▸ **Your objective**:
Pictures aside, repeat every entry exactly.

▸ **Supplied data**:
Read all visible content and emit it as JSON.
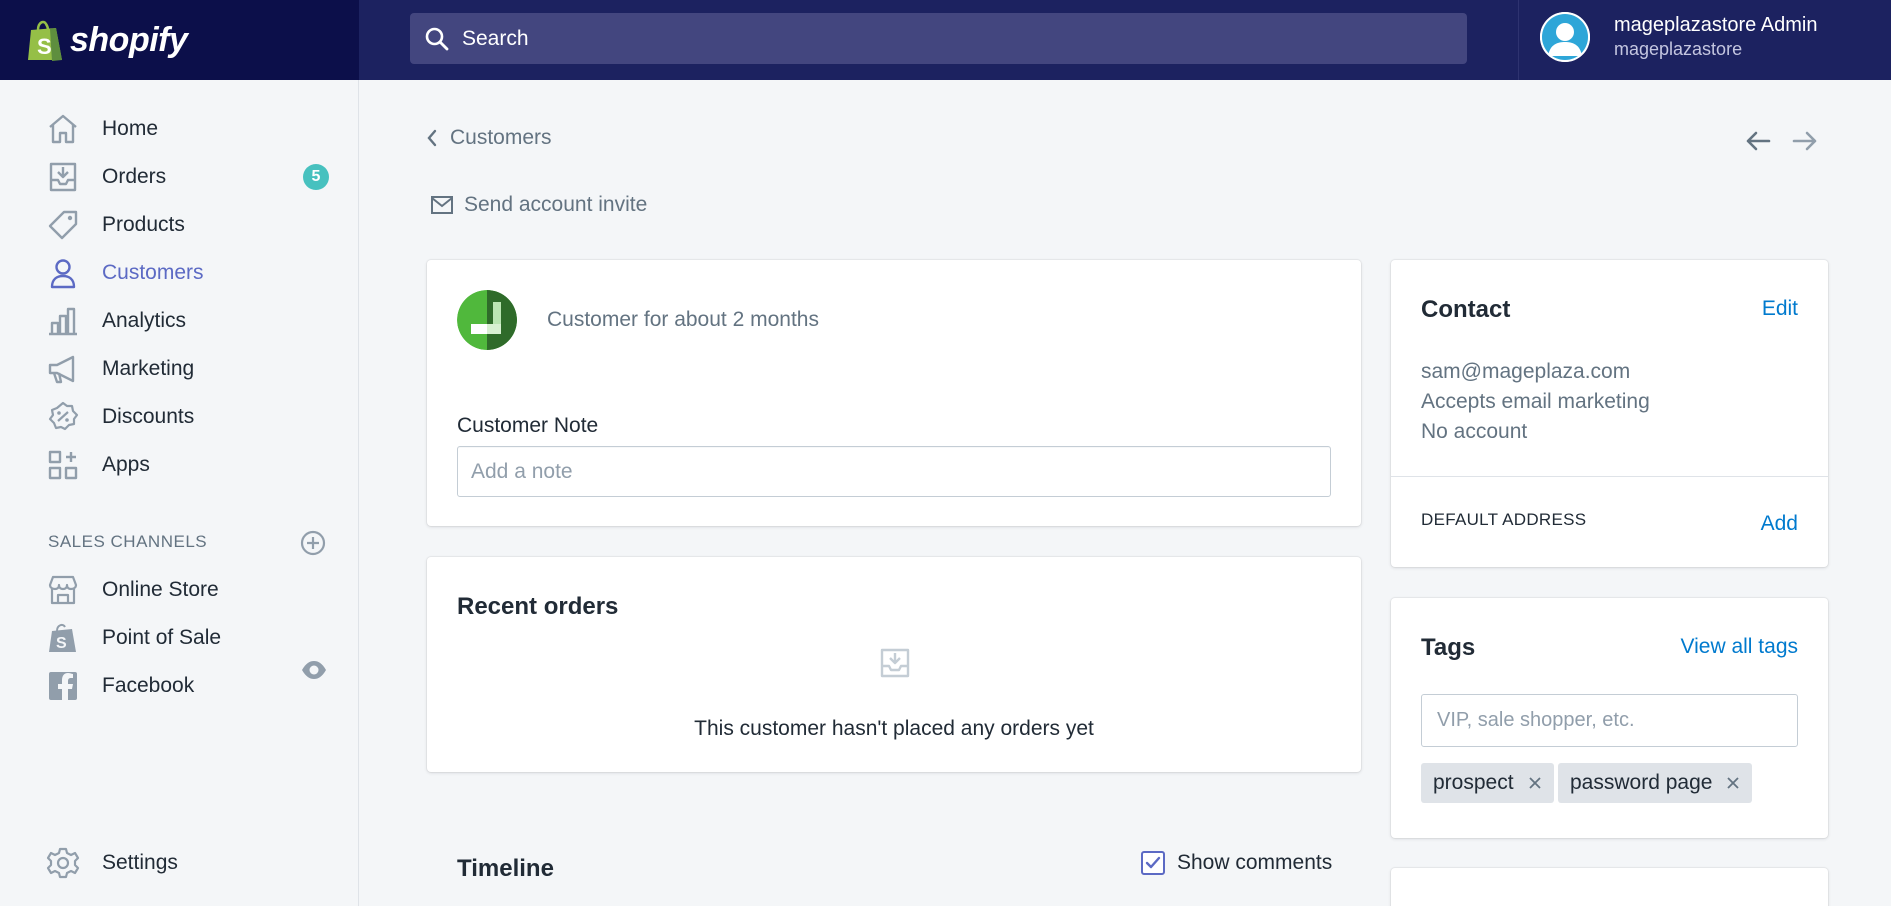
{
  "topbar": {
    "brand": "shopify",
    "search_placeholder": "Search",
    "user_name": "mageplazastore Admin",
    "user_store": "mageplazastore"
  },
  "sidebar": {
    "items": [
      {
        "label": "Home",
        "icon": "home-icon"
      },
      {
        "label": "Orders",
        "icon": "orders-icon",
        "badge": "5"
      },
      {
        "label": "Products",
        "icon": "products-icon"
      },
      {
        "label": "Customers",
        "icon": "customers-icon",
        "active": true
      },
      {
        "label": "Analytics",
        "icon": "analytics-icon"
      },
      {
        "label": "Marketing",
        "icon": "marketing-icon"
      },
      {
        "label": "Discounts",
        "icon": "discounts-icon"
      },
      {
        "label": "Apps",
        "icon": "apps-icon"
      }
    ],
    "sales_channels_title": "SALES CHANNELS",
    "channels": [
      {
        "label": "Online Store",
        "icon": "online-store-icon"
      },
      {
        "label": "Point of Sale",
        "icon": "point-of-sale-icon"
      },
      {
        "label": "Facebook",
        "icon": "facebook-icon"
      }
    ],
    "settings_label": "Settings"
  },
  "main": {
    "breadcrumb": "Customers",
    "send_invite": "Send account invite",
    "customer_since": "Customer for about 2 months",
    "note_label": "Customer Note",
    "note_placeholder": "Add a note",
    "recent_orders_title": "Recent orders",
    "recent_orders_empty": "This customer hasn't placed any orders yet",
    "timeline_title": "Timeline",
    "show_comments": "Show comments"
  },
  "contact": {
    "title": "Contact",
    "edit": "Edit",
    "email": "sam@mageplaza.com",
    "marketing": "Accepts email marketing",
    "account": "No account",
    "default_address": "DEFAULT ADDRESS",
    "add": "Add"
  },
  "tags": {
    "title": "Tags",
    "view_all": "View all tags",
    "placeholder": "VIP, sale shopper, etc.",
    "items": [
      "prospect",
      "password page"
    ]
  },
  "colors": {
    "brand_dark": "#0c0f4a",
    "topbar": "#1c2260",
    "accent": "#5c6ac4",
    "link": "#007ace",
    "badge": "#47c1bf"
  }
}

▸ **Result below**:
Read all visible content and emit it as JSON.
{
  "topbar": {
    "brand": "shopify",
    "search_placeholder": "Search",
    "user_name": "mageplazastore Admin",
    "user_store": "mageplazastore"
  },
  "sidebar": {
    "items": [
      {
        "label": "Home",
        "icon": "home-icon"
      },
      {
        "label": "Orders",
        "icon": "orders-icon",
        "badge": "5"
      },
      {
        "label": "Products",
        "icon": "products-icon"
      },
      {
        "label": "Customers",
        "icon": "customers-icon",
        "active": true
      },
      {
        "label": "Analytics",
        "icon": "analytics-icon"
      },
      {
        "label": "Marketing",
        "icon": "marketing-icon"
      },
      {
        "label": "Discounts",
        "icon": "discounts-icon"
      },
      {
        "label": "Apps",
        "icon": "apps-icon"
      }
    ],
    "sales_channels_title": "SALES CHANNELS",
    "channels": [
      {
        "label": "Online Store",
        "icon": "online-store-icon"
      },
      {
        "label": "Point of Sale",
        "icon": "point-of-sale-icon"
      },
      {
        "label": "Facebook",
        "icon": "facebook-icon"
      }
    ],
    "settings_label": "Settings"
  },
  "main": {
    "breadcrumb": "Customers",
    "send_invite": "Send account invite",
    "customer_since": "Customer for about 2 months",
    "note_label": "Customer Note",
    "note_placeholder": "Add a note",
    "recent_orders_title": "Recent orders",
    "recent_orders_empty": "This customer hasn't placed any orders yet",
    "timeline_title": "Timeline",
    "show_comments": "Show comments"
  },
  "contact": {
    "title": "Contact",
    "edit": "Edit",
    "email": "sam@mageplaza.com",
    "marketing": "Accepts email marketing",
    "account": "No account",
    "default_address": "DEFAULT ADDRESS",
    "add": "Add"
  },
  "tags": {
    "title": "Tags",
    "view_all": "View all tags",
    "placeholder": "VIP, sale shopper, etc.",
    "items": [
      "prospect",
      "password page"
    ]
  },
  "colors": {
    "brand_dark": "#0c0f4a",
    "topbar": "#1c2260",
    "accent": "#5c6ac4",
    "link": "#007ace",
    "badge": "#47c1bf"
  }
}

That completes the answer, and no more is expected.